Saved entries
====================
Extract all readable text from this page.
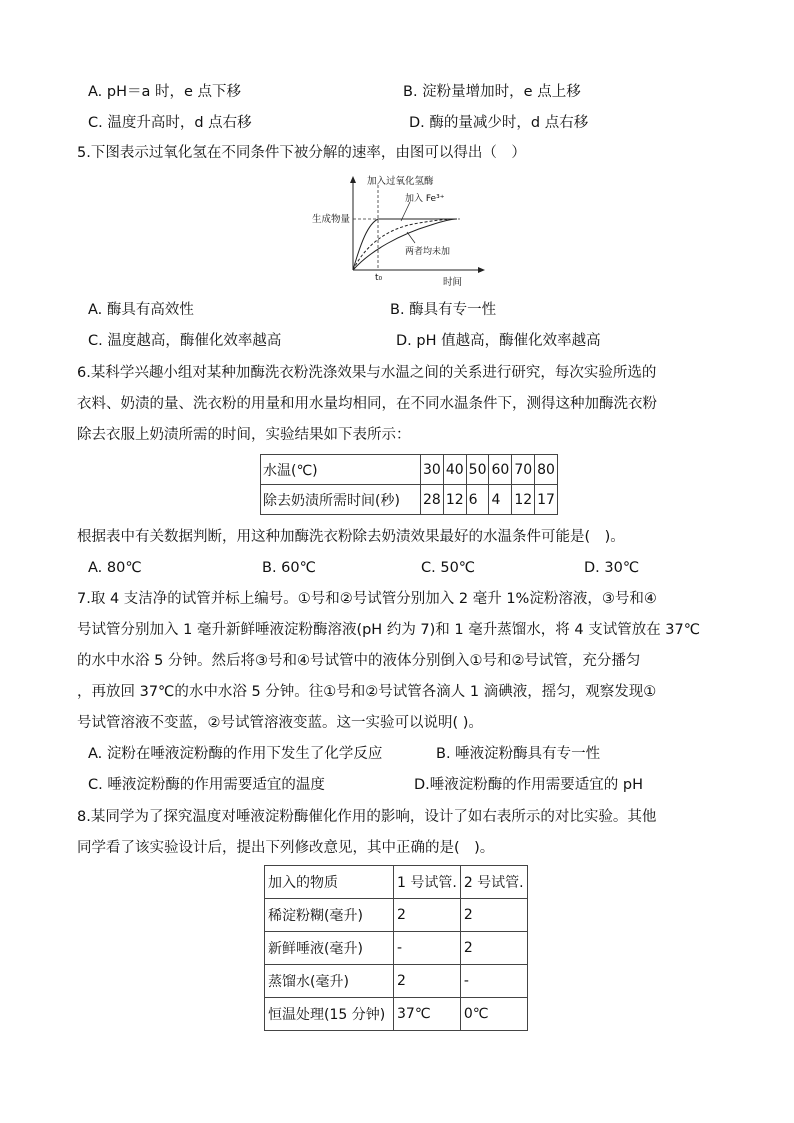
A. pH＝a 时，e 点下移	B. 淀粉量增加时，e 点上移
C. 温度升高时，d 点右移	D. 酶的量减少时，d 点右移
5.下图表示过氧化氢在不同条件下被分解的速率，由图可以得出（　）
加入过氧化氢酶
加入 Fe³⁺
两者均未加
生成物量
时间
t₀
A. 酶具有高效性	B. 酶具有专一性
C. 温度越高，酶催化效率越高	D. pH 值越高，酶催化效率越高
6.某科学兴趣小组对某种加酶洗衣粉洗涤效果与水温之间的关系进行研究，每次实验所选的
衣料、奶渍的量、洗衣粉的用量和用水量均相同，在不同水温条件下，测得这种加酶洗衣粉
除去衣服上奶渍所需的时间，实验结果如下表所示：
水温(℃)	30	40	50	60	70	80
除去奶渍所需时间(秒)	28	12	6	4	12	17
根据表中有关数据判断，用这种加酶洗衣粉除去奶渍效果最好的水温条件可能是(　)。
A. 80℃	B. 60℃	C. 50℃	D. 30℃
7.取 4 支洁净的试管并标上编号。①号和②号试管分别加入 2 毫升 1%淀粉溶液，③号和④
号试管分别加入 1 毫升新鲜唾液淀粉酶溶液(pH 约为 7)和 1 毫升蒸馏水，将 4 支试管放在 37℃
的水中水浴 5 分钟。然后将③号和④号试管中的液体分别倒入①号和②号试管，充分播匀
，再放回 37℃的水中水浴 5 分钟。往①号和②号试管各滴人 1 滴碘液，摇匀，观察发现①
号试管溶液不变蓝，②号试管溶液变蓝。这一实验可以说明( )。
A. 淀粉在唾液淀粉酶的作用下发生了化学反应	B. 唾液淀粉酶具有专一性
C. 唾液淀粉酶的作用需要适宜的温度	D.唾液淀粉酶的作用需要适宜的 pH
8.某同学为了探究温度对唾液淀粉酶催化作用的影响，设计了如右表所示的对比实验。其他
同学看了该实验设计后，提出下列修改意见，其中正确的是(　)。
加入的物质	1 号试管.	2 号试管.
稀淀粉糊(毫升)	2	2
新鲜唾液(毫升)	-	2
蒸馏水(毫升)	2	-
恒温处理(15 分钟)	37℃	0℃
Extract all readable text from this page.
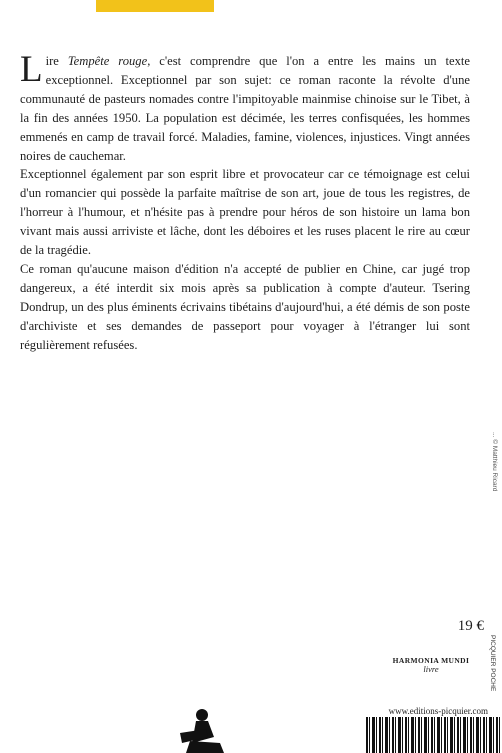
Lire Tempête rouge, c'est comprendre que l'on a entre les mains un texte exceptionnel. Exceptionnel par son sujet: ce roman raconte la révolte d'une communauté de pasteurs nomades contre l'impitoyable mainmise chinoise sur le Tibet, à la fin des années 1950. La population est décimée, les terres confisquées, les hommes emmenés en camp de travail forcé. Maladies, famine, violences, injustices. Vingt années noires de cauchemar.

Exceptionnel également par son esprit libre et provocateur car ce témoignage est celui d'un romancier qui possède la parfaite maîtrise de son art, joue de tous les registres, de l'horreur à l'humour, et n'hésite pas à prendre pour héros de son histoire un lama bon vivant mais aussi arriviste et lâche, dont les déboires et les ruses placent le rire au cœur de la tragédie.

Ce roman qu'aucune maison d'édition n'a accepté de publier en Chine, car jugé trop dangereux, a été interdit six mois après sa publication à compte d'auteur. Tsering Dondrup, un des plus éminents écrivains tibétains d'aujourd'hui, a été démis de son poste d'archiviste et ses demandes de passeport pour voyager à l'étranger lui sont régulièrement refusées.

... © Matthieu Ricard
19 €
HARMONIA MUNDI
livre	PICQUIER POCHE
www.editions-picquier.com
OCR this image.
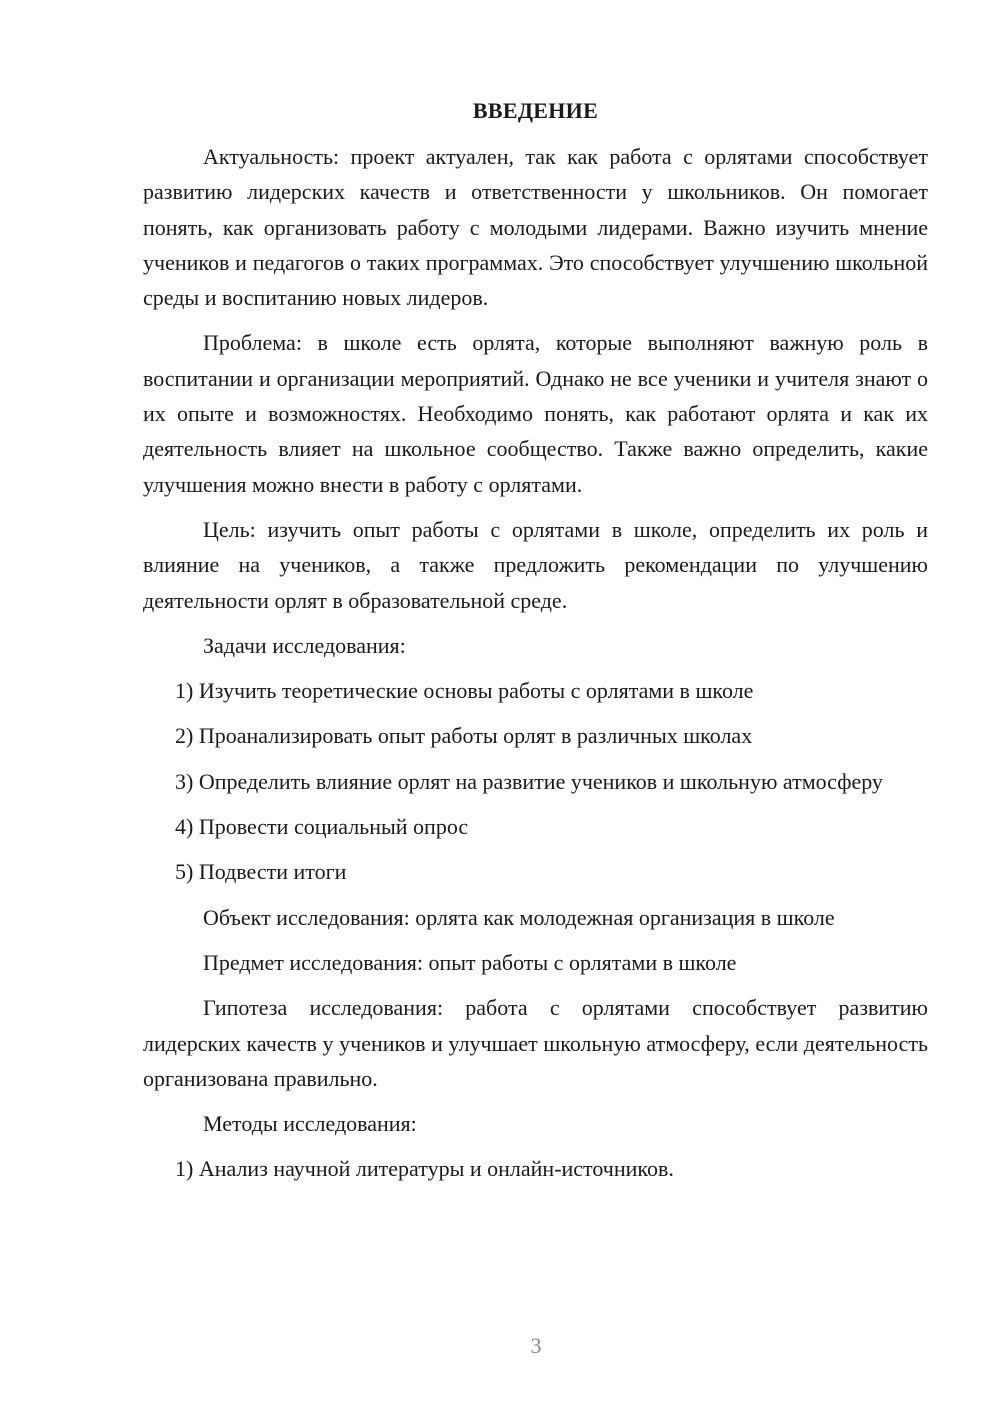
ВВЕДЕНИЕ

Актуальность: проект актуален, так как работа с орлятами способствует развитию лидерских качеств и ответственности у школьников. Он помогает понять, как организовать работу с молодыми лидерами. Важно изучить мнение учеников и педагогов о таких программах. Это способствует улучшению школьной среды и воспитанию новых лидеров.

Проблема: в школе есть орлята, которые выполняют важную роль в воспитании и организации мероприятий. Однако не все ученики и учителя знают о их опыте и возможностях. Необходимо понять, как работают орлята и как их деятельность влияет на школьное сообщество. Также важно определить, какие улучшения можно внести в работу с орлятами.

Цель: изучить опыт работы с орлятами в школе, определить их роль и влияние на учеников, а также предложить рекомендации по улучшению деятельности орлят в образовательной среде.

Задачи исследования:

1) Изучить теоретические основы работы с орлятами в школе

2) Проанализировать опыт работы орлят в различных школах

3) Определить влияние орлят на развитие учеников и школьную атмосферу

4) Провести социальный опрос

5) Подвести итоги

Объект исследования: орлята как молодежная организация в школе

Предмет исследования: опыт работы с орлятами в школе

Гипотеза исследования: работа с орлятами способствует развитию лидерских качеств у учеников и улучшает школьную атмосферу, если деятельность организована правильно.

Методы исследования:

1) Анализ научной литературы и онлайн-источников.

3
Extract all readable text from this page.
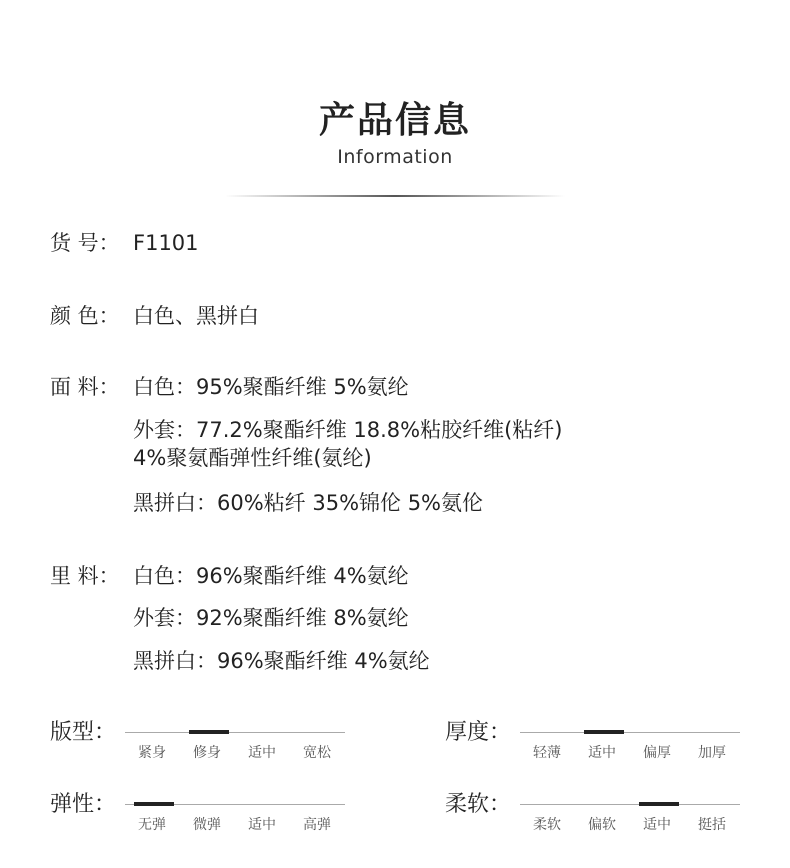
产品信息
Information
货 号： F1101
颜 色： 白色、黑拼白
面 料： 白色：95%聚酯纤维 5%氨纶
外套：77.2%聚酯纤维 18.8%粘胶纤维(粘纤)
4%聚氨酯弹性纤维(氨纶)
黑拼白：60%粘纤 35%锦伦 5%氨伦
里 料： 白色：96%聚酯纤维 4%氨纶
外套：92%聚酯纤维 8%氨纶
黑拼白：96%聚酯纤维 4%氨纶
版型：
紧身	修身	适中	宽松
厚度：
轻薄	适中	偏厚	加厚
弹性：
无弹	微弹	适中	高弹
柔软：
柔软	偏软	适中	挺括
====================
■ WHAT NEEDS TO BE DONE:
Reproduce the listing exactly. Leave its pictures out.

■ THE RESULT:
Extract all readable text from this page.
A. pH＝a 时，e 点下移	B. 淀粉量增加时，e 点上移
C. 温度升高时，d 点右移	D. 酶的量减少时，d 点右移
5.下图表示过氧化氢在不同条件下被分解的速率，由图可以得出（　）
加入过氧化氢酶
加入 Fe³⁺
两者均未加
生成物量
时间
t₀
A. 酶具有高效性	B. 酶具有专一性
C. 温度越高，酶催化效率越高	D. pH 值越高，酶催化效率越高
6.某科学兴趣小组对某种加酶洗衣粉洗涤效果与水温之间的关系进行研究，每次实验所选的
衣料、奶渍的量、洗衣粉的用量和用水量均相同，在不同水温条件下，测得这种加酶洗衣粉
除去衣服上奶渍所需的时间，实验结果如下表所示：
水温(℃)	30	40	50	60	70	80
除去奶渍所需时间(秒)	28	12	6	4	12	17
根据表中有关数据判断，用这种加酶洗衣粉除去奶渍效果最好的水温条件可能是(　)。
A. 80℃	B. 60℃	C. 50℃	D. 30℃
7.取 4 支洁净的试管并标上编号。①号和②号试管分别加入 2 毫升 1%淀粉溶液，③号和④
号试管分别加入 1 毫升新鲜唾液淀粉酶溶液(pH 约为 7)和 1 毫升蒸馏水，将 4 支试管放在 37℃
的水中水浴 5 分钟。然后将③号和④号试管中的液体分别倒入①号和②号试管，充分播匀
，再放回 37℃的水中水浴 5 分钟。往①号和②号试管各滴人 1 滴碘液，摇匀，观察发现①
号试管溶液不变蓝，②号试管溶液变蓝。这一实验可以说明( )。
A. 淀粉在唾液淀粉酶的作用下发生了化学反应	B. 唾液淀粉酶具有专一性
C. 唾液淀粉酶的作用需要适宜的温度	D.唾液淀粉酶的作用需要适宜的 pH
8.某同学为了探究温度对唾液淀粉酶催化作用的影响，设计了如右表所示的对比实验。其他
同学看了该实验设计后，提出下列修改意见，其中正确的是(　)。
加入的物质	1 号试管.	2 号试管.
稀淀粉糊(毫升)	2	2
新鲜唾液(毫升)	-	2
蒸馏水(毫升)	2	-
恒温处理(15 分钟)	37℃	0℃
Extract all readable text from this page.
Lire Tempête rouge, c'est comprendre que l'on a entre les mains un texte exceptionnel. Exceptionnel par son sujet: ce roman raconte la révolte d'une communauté de pasteurs nomades contre l'impitoyable mainmise chinoise sur le Tibet, à la fin des années 1950. La population est décimée, les terres confisquées, les hommes emmenés en camp de travail forcé. Maladies, famine, violences, injustices. Vingt années noires de cauchemar.

Exceptionnel également par son esprit libre et provocateur car ce témoignage est celui d'un romancier qui possède la parfaite maîtrise de son art, joue de tous les registres, de l'horreur à l'humour, et n'hésite pas à prendre pour héros de son histoire un lama bon vivant mais aussi arriviste et lâche, dont les déboires et les ruses placent le rire au cœur de la tragédie.

Ce roman qu'aucune maison d'édition n'a accepté de publier en Chine, car jugé trop dangereux, a été interdit six mois après sa publication à compte d'auteur. Tsering Dondrup, un des plus éminents écrivains tibétains d'aujourd'hui, a été démis de son poste d'archiviste et ses demandes de passeport pour voyager à l'étranger lui sont régulièrement refusées.

... © Matthieu Ricard
19 €
HARMONIA MUNDI
livre	PICQUIER POCHE
www.editions-picquier.com
OCR this image.
ВВЕДЕНИЕ

Актуальность: проект актуален, так как работа с орлятами способствует развитию лидерских качеств и ответственности у школьников. Он помогает понять, как организовать работу с молодыми лидерами. Важно изучить мнение учеников и педагогов о таких программах. Это способствует улучшению школьной среды и воспитанию новых лидеров.

Проблема: в школе есть орлята, которые выполняют важную роль в воспитании и организации мероприятий. Однако не все ученики и учителя знают о их опыте и возможностях. Необходимо понять, как работают орлята и как их деятельность влияет на школьное сообщество. Также важно определить, какие улучшения можно внести в работу с орлятами.

Цель: изучить опыт работы с орлятами в школе, определить их роль и влияние на учеников, а также предложить рекомендации по улучшению деятельности орлят в образовательной среде.

Задачи исследования:

1) Изучить теоретические основы работы с орлятами в школе

2) Проанализировать опыт работы орлят в различных школах

3) Определить влияние орлят на развитие учеников и школьную атмосферу

4) Провести социальный опрос

5) Подвести итоги

Объект исследования: орлята как молодежная организация в школе

Предмет исследования: опыт работы с орлятами в школе

Гипотеза исследования: работа с орлятами способствует развитию лидерских качеств у учеников и улучшает школьную атмосферу, если деятельность организована правильно.

Методы исследования:

1) Анализ научной литературы и онлайн-источников.

3
Extract all readable text from this page.
产品信息
Information
货 号： F1101
颜 色： 白色、黑拼白
面 料： 白色：95%聚酯纤维 5%氨纶
外套：77.2%聚酯纤维 18.8%粘胶纤维(粘纤)
4%聚氨酯弹性纤维(氨纶)
黑拼白：60%粘纤 35%锦伦 5%氨伦
里 料： 白色：96%聚酯纤维 4%氨纶
外套：92%聚酯纤维 8%氨纶
黑拼白：96%聚酯纤维 4%氨纶
版型：
紧身	修身	适中	宽松
厚度：
轻薄	适中	偏厚	加厚
弹性：
无弹	微弹	适中	高弹
柔软：
柔软	偏软	适中	挺括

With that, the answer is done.